Problem description: Say how many lines contain the word "text". Only the number should be given.

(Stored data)

------------------------------------

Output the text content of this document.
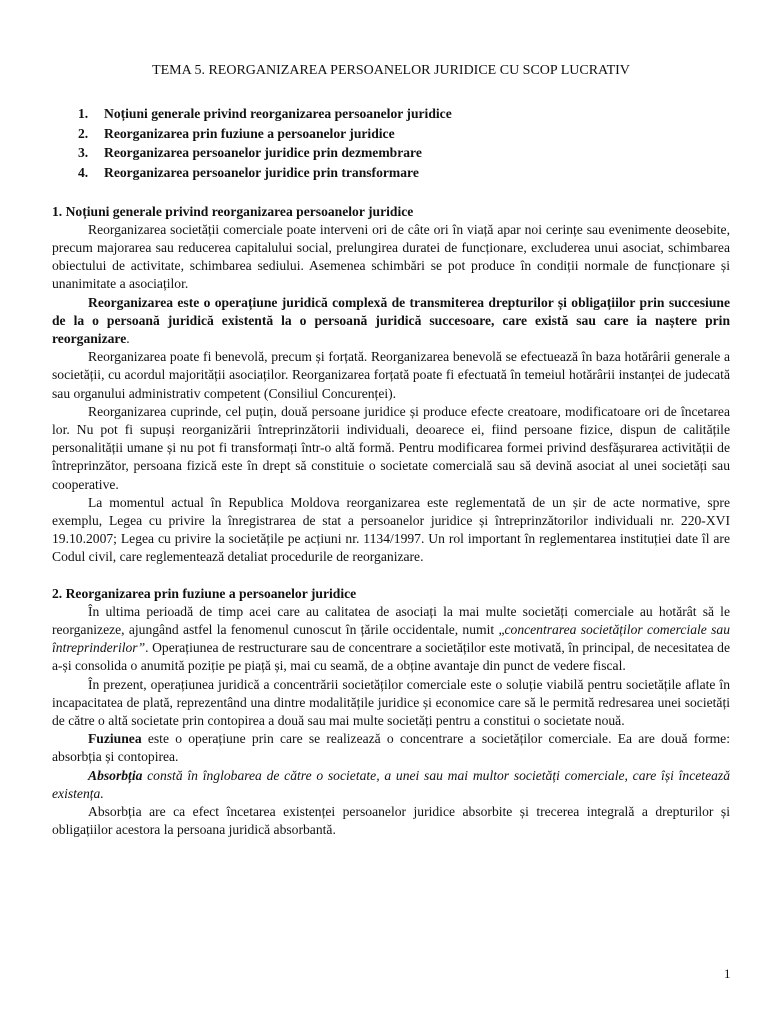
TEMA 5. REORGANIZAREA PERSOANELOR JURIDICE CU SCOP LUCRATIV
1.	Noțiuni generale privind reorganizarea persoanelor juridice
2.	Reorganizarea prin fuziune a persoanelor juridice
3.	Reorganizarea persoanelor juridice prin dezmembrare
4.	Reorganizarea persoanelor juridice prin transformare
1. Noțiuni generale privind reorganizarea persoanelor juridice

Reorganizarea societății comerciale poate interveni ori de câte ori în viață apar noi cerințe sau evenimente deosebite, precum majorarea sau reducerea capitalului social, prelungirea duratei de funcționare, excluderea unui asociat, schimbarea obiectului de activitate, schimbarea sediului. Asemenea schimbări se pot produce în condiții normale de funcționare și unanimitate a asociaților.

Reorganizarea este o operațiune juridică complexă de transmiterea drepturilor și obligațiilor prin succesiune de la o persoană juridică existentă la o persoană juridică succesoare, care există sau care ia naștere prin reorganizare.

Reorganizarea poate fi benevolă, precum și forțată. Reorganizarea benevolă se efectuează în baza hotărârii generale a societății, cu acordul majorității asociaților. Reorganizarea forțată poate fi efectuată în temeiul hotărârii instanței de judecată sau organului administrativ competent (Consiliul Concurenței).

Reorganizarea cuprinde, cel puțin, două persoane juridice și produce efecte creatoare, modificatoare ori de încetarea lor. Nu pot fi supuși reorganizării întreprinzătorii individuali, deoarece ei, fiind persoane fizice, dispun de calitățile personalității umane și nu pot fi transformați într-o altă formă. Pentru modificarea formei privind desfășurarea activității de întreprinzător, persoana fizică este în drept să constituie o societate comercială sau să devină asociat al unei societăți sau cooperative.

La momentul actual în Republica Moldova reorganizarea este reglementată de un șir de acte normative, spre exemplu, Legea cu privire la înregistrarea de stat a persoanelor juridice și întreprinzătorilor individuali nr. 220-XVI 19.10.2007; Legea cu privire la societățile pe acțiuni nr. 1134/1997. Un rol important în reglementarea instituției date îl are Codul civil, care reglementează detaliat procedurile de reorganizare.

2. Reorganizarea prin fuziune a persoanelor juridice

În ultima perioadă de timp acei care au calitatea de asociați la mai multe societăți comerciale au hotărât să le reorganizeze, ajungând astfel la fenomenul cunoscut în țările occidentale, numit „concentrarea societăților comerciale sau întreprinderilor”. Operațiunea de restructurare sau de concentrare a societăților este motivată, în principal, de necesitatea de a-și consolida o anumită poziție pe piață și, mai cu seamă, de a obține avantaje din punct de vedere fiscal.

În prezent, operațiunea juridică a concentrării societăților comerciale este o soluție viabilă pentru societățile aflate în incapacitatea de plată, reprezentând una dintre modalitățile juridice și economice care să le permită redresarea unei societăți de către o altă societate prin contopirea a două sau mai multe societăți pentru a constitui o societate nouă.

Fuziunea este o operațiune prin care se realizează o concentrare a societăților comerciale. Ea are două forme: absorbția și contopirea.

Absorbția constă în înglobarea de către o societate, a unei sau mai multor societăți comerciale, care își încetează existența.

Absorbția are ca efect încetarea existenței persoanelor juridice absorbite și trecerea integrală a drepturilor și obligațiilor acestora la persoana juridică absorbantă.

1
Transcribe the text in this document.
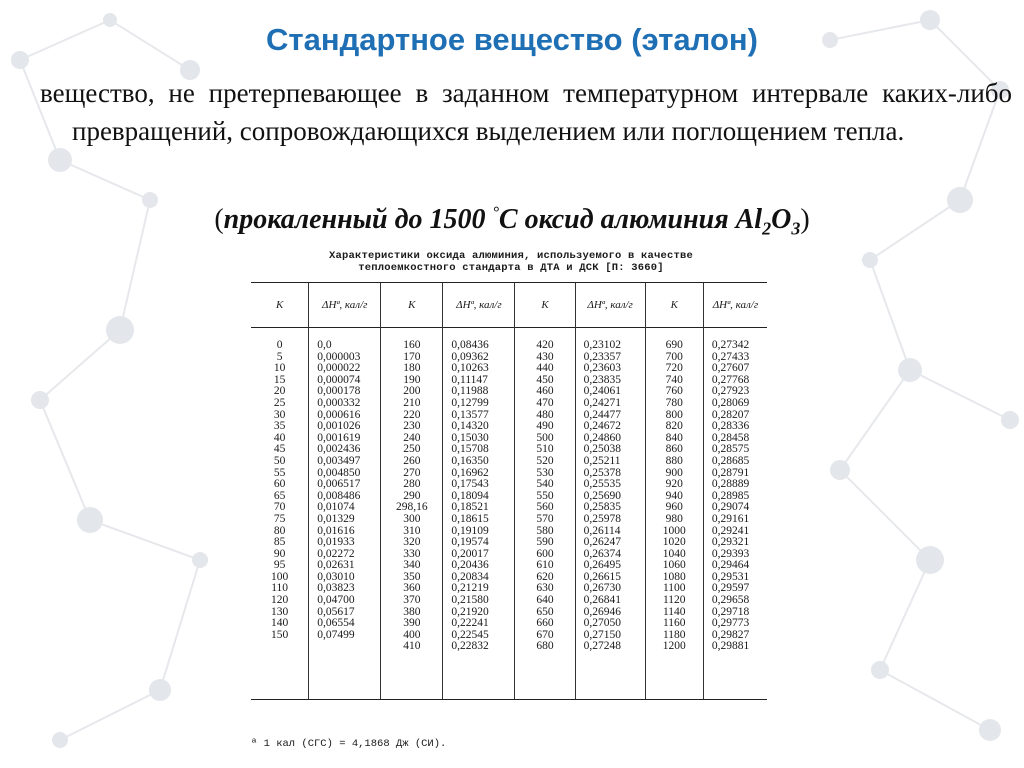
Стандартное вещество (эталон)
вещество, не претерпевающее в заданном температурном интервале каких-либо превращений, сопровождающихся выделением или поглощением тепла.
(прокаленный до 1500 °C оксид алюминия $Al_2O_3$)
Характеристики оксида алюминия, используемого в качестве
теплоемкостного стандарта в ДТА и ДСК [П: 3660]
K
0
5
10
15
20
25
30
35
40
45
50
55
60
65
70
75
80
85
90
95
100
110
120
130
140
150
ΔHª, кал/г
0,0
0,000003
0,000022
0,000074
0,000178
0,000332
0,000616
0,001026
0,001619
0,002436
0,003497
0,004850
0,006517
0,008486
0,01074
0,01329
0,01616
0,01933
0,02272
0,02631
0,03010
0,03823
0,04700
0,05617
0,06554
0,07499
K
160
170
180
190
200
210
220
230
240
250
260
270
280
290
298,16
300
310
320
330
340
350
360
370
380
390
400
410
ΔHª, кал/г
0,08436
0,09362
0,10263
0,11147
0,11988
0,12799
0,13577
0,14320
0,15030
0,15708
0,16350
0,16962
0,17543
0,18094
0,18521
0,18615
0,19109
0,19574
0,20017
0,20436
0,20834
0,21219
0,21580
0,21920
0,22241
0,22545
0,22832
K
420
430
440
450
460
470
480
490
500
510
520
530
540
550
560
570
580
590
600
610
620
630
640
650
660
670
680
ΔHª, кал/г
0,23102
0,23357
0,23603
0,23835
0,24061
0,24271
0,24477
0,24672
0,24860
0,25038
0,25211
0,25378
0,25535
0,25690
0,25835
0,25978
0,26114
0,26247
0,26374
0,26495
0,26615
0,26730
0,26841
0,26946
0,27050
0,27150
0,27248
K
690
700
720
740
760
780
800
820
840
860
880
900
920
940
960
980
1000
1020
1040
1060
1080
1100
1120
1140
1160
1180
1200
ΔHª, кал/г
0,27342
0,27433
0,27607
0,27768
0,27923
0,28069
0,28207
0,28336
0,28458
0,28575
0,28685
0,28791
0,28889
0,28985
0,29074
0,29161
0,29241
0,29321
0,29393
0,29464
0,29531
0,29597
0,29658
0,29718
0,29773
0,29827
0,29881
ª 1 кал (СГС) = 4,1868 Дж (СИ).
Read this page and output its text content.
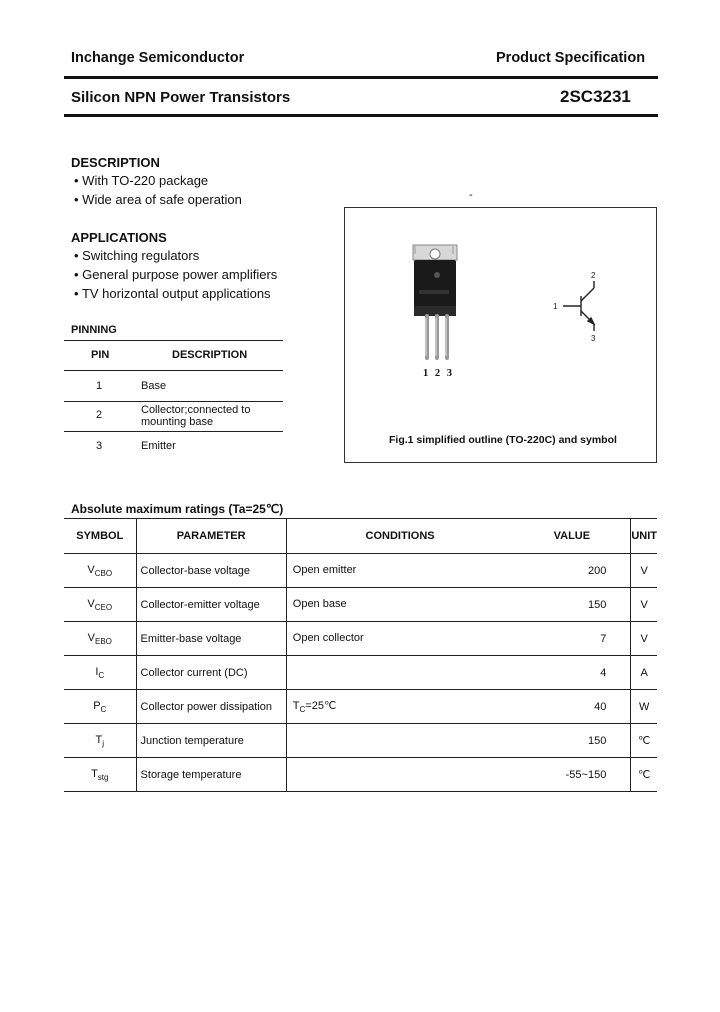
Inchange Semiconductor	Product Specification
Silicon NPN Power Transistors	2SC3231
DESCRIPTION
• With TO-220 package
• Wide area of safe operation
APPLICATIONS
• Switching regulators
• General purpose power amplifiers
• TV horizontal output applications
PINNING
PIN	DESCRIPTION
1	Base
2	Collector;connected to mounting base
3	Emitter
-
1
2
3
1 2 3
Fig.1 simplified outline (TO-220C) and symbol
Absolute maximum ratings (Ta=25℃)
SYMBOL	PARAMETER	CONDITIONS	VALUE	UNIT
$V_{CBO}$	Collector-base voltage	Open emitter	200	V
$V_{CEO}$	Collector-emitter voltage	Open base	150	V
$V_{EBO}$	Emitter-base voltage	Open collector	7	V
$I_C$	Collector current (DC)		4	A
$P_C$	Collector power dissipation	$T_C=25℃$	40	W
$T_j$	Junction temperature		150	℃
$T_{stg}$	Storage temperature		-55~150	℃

------------------------------------

Full answer: 3